▸ **TASK A**
Please rename "y-tick-label" to "y-axis-tick" in the rows, giving back everything from the row containing "- data-point-testing: [386, 174, 396, 184]" down to the row containing "- y-tick-label: 0.8: [73, 214, 91, 229]", with all else unchanged.

▸ **TEXT EXTRACT**
INFLUENCE ON ENGLISH LABOUR AND POORRATES-POOR-LAWS FOR IRELAND.

THE friends of Ireland often act as if they believed that her people were in so lamentable a condition, ut nec mala nec remedia ferre possent. Thus they make them the victims of ill-conceived experimental measures, whilst by continually holding out the hope of amendment, and ever varying its bearing, they hide from the mass the utter worthlessness of the specious pretexts by which they are flattered. Is it not a disgrace upon us as a nation, that one of our most important sections is exposed periodically to the evils which pertain only to the lowest state of civilisation-famine and pestilence? Is it not a disgrace, that thousands of families, in the very heart of the wealthiest and most civilised country on earth, should be suffering the privations and sharing the crimes of savage life? Is it not a disgrace, that the outpourings from this evil fountain should carry into every part of the kingdom the seeds of misery, and there become fertile sources of discontent and suffering? And yet, such is the state of a considerable portion of the Irish population,-living like savages, half-starved, half-housed, and half-clad! The social system of other countries seems to be denied to Ireland. Her landed proprietors fly her shores; her established religion is that of a few individuals, having no national spirit; and her people starve in the midst of plenty, and while surrounded by resources which require only to be examined to become available.

The reaction of this state of things upon England is fearful. We are nursing, with the most extraordinary wilfulness, turbulence, and anarchy, which year after year is gaining strength, and which before long will make itself felt to our very centre.

(Visual layout rows)
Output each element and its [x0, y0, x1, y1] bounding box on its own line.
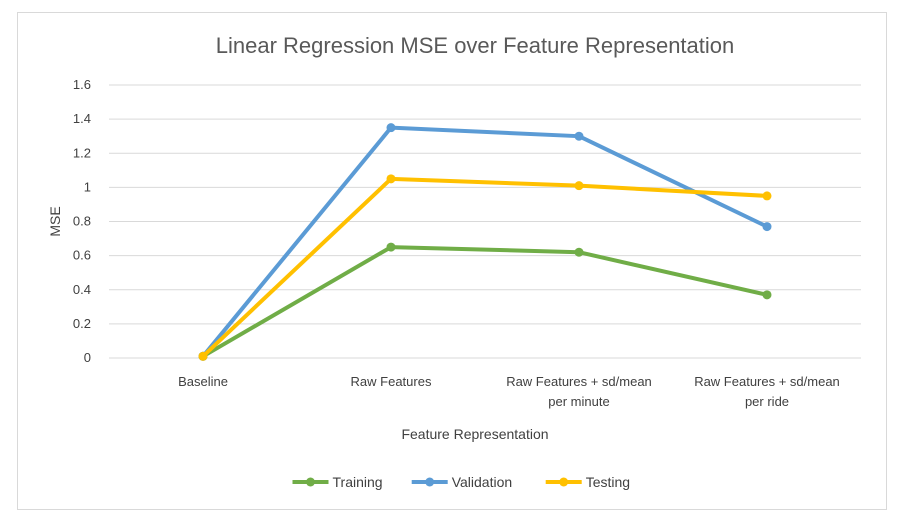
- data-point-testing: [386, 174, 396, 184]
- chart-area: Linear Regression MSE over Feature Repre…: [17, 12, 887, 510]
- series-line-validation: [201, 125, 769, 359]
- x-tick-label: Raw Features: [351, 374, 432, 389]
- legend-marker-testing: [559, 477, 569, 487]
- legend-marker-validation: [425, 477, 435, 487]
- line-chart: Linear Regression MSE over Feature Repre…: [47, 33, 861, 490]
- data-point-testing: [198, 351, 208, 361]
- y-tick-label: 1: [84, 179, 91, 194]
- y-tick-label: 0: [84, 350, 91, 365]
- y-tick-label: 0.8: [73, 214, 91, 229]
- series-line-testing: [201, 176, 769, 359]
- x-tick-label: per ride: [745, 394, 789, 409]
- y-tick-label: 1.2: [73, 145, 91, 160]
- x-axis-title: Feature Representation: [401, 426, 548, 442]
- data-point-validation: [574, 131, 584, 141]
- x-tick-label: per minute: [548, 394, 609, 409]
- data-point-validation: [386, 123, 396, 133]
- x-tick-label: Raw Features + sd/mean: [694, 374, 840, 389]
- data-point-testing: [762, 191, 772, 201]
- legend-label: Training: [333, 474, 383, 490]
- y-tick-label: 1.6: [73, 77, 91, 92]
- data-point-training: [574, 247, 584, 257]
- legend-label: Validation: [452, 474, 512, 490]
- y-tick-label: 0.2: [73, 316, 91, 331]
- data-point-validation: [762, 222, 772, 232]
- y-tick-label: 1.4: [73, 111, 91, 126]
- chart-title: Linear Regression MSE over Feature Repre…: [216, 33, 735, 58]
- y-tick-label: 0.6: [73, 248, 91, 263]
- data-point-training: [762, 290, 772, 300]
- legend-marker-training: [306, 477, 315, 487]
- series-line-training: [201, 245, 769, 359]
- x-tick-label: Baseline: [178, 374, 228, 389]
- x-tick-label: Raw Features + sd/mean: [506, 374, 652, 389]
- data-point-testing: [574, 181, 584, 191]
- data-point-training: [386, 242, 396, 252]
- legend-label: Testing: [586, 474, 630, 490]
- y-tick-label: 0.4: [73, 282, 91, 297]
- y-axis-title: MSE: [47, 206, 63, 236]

▸ **TASK B**
Answer these questions from the Ireland text:
(i) Which two evils does it say one of the nation's most important sections is periodically exposed to?
(ii) What do Ireland's landed proprietors do?
(iii) Whose religion does it say Ireland's established religion is?

▸ **SOLUTION A**
- data-point-testing: [386, 174, 396, 184]
- chart-area: Linear Regression MSE over Feature Repre…: [17, 12, 887, 510]
- series-line-validation: [201, 125, 769, 359]
- x-tick-label: Raw Features: [351, 374, 432, 389]
- legend-marker-testing: [559, 477, 569, 487]
- legend-marker-validation: [425, 477, 435, 487]
- line-chart: Linear Regression MSE over Feature Repre…: [47, 33, 861, 490]
- data-point-testing: [198, 351, 208, 361]
- y-axis-tick: 1: [84, 179, 91, 194]
- y-axis-tick: 0: [84, 350, 91, 365]
- y-axis-tick: 0.8: [73, 214, 91, 229]

▸ **SOLUTION B**
(i) Famine and pestilence.
(ii) They fly her shores.
(iii) That of a few individuals.